Directions:
Starting with the first line of the records and going on through the line with "calendar-cell: 22 Sunrise: 7:12", rename "day-info" to "day-details" and write out those lines again with everything else unchanged.

--- start Data to use ---

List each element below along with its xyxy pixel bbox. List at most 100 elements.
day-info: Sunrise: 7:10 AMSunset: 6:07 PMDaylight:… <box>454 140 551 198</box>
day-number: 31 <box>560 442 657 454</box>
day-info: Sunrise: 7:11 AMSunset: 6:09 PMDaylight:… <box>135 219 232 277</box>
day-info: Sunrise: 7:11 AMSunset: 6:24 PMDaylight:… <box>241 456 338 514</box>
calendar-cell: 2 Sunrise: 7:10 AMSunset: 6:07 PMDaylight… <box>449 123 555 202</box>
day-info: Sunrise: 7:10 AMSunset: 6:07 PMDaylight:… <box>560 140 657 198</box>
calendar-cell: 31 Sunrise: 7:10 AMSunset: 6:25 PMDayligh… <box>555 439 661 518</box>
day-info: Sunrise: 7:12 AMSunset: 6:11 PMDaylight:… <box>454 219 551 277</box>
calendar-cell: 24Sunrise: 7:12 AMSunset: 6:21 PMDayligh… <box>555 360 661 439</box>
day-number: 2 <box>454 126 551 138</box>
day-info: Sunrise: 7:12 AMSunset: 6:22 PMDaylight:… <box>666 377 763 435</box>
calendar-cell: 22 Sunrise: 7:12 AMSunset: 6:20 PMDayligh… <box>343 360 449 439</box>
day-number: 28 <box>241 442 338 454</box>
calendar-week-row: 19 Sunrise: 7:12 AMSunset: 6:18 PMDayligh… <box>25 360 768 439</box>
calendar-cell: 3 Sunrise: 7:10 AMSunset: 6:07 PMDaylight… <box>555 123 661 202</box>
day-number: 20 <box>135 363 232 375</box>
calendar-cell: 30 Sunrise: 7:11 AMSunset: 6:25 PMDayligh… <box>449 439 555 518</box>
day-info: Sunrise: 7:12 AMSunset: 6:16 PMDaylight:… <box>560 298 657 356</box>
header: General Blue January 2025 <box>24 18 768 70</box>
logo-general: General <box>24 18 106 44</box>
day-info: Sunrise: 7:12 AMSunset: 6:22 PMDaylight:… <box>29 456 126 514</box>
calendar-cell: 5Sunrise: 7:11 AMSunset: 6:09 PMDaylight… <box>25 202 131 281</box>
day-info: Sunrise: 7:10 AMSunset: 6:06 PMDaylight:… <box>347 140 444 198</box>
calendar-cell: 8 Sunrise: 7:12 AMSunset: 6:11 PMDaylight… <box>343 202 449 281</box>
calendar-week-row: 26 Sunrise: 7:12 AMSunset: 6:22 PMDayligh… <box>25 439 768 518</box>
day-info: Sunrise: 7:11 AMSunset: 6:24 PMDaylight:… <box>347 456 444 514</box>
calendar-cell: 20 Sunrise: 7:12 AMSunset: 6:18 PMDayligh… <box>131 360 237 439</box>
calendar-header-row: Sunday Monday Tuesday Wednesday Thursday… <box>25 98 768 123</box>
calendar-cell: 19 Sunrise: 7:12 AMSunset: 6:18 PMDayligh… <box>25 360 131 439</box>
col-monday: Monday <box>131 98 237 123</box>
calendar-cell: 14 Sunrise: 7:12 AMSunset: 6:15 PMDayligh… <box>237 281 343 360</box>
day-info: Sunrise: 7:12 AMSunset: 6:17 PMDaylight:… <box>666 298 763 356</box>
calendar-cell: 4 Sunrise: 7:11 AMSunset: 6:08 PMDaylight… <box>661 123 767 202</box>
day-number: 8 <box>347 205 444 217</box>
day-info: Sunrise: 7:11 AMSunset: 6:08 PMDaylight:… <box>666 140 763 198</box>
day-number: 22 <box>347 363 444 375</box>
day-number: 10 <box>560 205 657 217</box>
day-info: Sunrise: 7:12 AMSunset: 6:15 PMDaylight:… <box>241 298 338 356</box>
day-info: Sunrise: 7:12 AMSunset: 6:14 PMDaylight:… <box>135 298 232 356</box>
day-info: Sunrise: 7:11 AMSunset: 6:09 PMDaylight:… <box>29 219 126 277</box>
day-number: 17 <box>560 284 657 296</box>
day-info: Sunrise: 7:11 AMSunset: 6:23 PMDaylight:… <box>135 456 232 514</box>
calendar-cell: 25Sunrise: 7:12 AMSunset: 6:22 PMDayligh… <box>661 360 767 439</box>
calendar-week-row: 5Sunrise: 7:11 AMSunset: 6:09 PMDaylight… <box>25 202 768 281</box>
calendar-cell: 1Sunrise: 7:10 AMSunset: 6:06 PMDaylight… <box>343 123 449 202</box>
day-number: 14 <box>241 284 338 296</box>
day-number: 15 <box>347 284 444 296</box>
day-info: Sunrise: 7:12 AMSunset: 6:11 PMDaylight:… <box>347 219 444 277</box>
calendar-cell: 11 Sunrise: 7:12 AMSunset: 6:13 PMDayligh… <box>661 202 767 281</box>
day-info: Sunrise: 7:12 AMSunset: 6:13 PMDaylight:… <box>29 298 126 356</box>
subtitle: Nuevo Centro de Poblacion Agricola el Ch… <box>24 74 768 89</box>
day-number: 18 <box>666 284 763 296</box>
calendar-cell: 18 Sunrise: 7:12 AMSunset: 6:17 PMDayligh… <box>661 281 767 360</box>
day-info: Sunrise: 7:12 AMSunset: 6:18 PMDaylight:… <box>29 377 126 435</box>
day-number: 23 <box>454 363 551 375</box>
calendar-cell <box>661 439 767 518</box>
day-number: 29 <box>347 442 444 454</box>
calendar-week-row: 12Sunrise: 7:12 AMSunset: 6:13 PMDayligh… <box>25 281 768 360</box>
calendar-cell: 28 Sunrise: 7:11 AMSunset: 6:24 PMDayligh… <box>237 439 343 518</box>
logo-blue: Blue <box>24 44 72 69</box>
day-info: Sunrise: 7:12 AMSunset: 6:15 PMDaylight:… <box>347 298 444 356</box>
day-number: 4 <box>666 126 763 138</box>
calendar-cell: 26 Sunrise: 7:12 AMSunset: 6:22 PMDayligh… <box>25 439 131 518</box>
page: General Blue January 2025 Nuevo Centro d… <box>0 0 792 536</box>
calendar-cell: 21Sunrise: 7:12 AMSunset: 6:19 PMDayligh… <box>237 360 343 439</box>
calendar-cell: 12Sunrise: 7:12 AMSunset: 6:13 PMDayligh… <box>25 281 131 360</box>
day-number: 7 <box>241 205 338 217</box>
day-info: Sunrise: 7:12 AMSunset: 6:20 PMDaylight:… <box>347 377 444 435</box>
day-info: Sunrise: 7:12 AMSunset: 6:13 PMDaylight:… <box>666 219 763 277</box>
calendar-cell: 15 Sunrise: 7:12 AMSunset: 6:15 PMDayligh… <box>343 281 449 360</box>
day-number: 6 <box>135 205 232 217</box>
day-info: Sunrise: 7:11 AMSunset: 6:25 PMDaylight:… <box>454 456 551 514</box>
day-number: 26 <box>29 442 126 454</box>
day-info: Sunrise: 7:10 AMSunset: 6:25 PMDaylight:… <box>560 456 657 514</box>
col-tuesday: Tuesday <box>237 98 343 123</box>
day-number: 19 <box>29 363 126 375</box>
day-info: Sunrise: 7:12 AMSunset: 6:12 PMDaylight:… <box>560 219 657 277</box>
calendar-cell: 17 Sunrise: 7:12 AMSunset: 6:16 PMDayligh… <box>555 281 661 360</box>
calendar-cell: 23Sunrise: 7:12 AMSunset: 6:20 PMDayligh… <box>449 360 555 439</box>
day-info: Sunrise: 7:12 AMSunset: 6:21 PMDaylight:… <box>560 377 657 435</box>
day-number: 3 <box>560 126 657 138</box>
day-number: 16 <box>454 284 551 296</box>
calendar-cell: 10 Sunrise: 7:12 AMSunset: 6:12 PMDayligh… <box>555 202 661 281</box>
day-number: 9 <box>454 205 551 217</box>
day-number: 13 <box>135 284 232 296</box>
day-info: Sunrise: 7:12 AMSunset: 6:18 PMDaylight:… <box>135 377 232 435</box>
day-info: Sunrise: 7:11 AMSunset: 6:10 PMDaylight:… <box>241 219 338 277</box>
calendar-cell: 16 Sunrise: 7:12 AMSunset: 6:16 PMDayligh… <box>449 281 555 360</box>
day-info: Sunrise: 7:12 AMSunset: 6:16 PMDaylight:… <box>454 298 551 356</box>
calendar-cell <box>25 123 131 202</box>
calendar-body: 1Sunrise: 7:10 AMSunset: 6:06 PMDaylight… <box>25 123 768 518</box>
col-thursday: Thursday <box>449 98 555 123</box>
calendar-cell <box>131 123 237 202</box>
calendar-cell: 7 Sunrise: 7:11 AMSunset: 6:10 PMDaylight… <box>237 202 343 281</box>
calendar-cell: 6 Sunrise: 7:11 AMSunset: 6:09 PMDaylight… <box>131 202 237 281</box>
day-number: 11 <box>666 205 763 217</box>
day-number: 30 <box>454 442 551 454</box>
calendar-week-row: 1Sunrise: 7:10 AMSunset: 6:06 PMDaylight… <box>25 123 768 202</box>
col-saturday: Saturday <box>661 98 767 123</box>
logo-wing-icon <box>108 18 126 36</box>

--- end Data to use ---

Output of the exercise:
List each element below along with its xyxy pixel bbox. List at most 100 elements.
day-details: Sunrise: 7:10 AMSunset: 6:07 PMDaylight:… <box>454 140 551 198</box>
day-number: 31 <box>560 442 657 454</box>
day-details: Sunrise: 7:11 AMSunset: 6:09 PMDaylight:… <box>135 219 232 277</box>
day-details: Sunrise: 7:11 AMSunset: 6:24 PMDaylight:… <box>241 456 338 514</box>
calendar-cell: 2 Sunrise: 7:10 AMSunset: 6:07 PMDaylight… <box>449 123 555 202</box>
day-details: Sunrise: 7:10 AMSunset: 6:07 PMDaylight:… <box>560 140 657 198</box>
calendar-cell: 31 Sunrise: 7:10 AMSunset: 6:25 PMDayligh… <box>555 439 661 518</box>
day-details: Sunrise: 7:12 AMSunset: 6:11 PMDaylight:… <box>454 219 551 277</box>
calendar-cell: 24Sunrise: 7:12 AMSunset: 6:21 PMDayligh… <box>555 360 661 439</box>
day-number: 2 <box>454 126 551 138</box>
day-details: Sunrise: 7:12 AMSunset: 6:22 PMDaylight:… <box>666 377 763 435</box>
calendar-cell: 22 Sunrise: 7:12 AMSunset: 6:20 PMDayligh… <box>343 360 449 439</box>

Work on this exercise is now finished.